There is a bottle of red wine sitting on the kitchen counter. My father bought it when he went to the store the other day─ don’t ask me what day it was, I don’t remember, the days already blend together as is─ and I have considered pouring even just a little bit into a glass and downing it.
And then proceeding to throw the glass against the wall and shatter it.
I’ve been contemplating doing that a lot lately.
True, I would kill to have some wine, but if I did go ahead and pour even just a little bit into a glass, and down it, and possibly then proceed to throw the glass against the wall and shatter it, I would most likely be killed before I had the chance to kill.
Kill or be killed. We are all trying our very best to do neither these days, but it happens anyway.
I am sixteen years old. As I start writing this, I am nine days away from turning seventeen. For me, alcohol consumption is thus not only not approved by the Parents, but also illegal. But then again, so is voting blue in the 2020 US Presidential election. That is also something neither approved by the Parents nor legal for me. But I digress.
Thirty-one, twenty-nine, thirty-one again, sixteen now, that makes sixty, ninety-one, one hundred and seven days since I watched one of my classmates get drunk at a New Year’s Eve party. She downed a whole bottle of peach wine (I didn’t even know that was a thing) and looked at me with her red eyes and silver-sequined halter top and curly dark brown hair in a high ponytail. You’re more beautiful than Jesus she told me and you’ll go to the moon on a rocketship. I laughed.
I laugh when something’s so unexpected I can’t do anything else. I laughed when I first heard Notre Dame Cathedral had caught fire because it seemed so ludicrous that I couldn’t do anything else. Notre Dame on fire? You can’t be serious, it can’t be serious.
It was serious.
I’m not sure if she was.
A little part of me wishes she were.
When I was in sixth grade, I told the same girl I thought her hair was luscious. Sixth-grade me didn’t know the word had a sexual connotation; the girl did and was offended.
Maybe a little part of me did know, somehow.
***
As I write this next part, I am working on a paper about state-sponsored censorship. I have picked this topic because it is a fascinating topic, it fits the requirements for the paper─ write about a major global problem─, and because I feel censored myself.
Expressing anything that conflicts with the Parents’ thoughts and opinions is strictly forbidden. If you are different, you are ostracized. I am different, so I am ostracized.
I am too proud, too strong to succumb. But it still hurts.
As I write this, I am listening to Act IV of Rossini’s Guillaume Tell, an opera about liberation, appropriate for both me and my paper. At this moment, Hedwige is calling on God, ‘the hope of the hopeless’, to save her husband and break the yoke of oppression that binds Switzerland.
It’s very nice, and the sentiment is good and true, and it works for her and Mathilde and Jemmy and the Swiss women, but it does not work for me. I lost my faith a long time ago. Ironically, it is French grand opéra, the genre to which Guillaume Tell belongs, that is partially responsible for my loss of faith.
It was impossible for me to watch Verdi’s Don Carlos for the first time in eighth grade and Meyerbeer’s Les Huguenots in tenth and not be horrified by the things people do in the name of religion, to kill people senselessly just because they believe slightly differently than them─ even their own daughters (as is the finale of Les Huguenots).

++++

• Short problem:
Answer these questions from the essay:
1. How many days away from turning seventeen is the writer when starting to write?
2. What did the classmate drink at the New Year's Eve party?
3. What music is the writer listening to while working on the censorship paper?
The material plays no part in this.

• Provided material:
++++

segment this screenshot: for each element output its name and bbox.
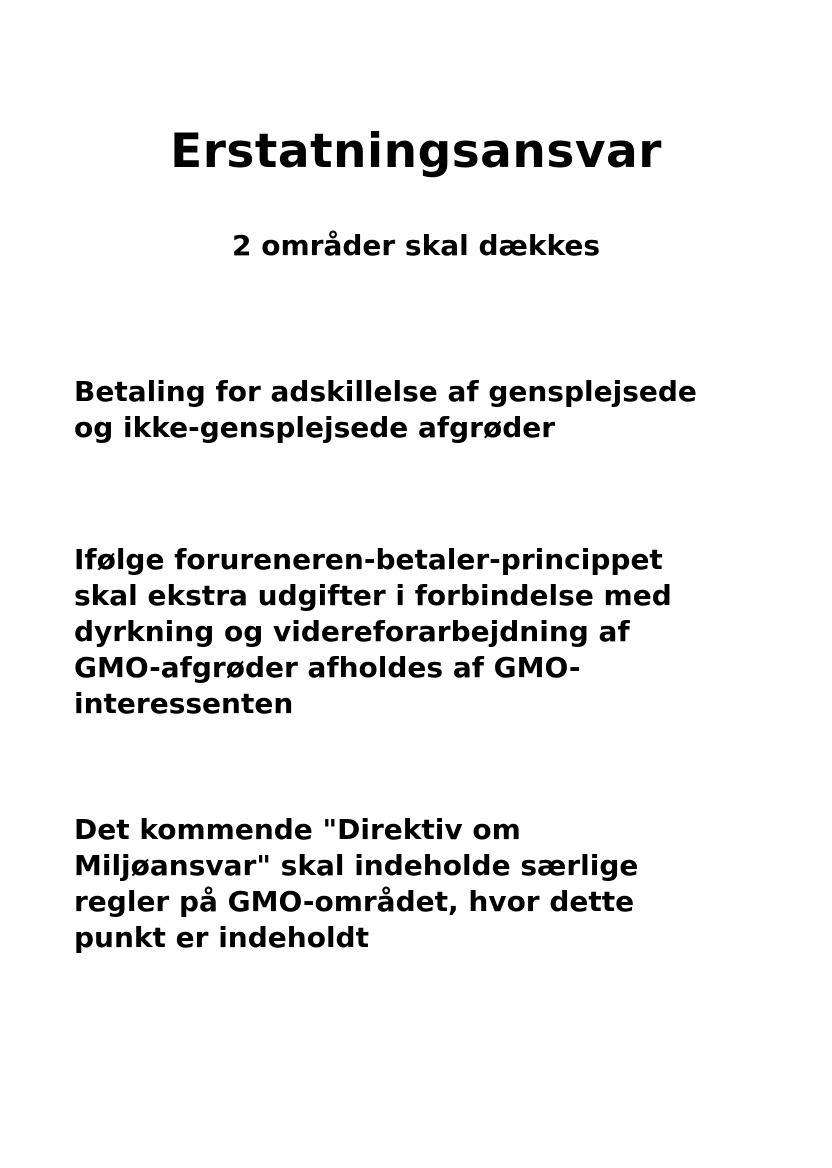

++++

• Answer to the exercise:
1. Nine days.
2. A whole bottle of peach wine.
3. Act IV of Rossini's Guillaume Tell.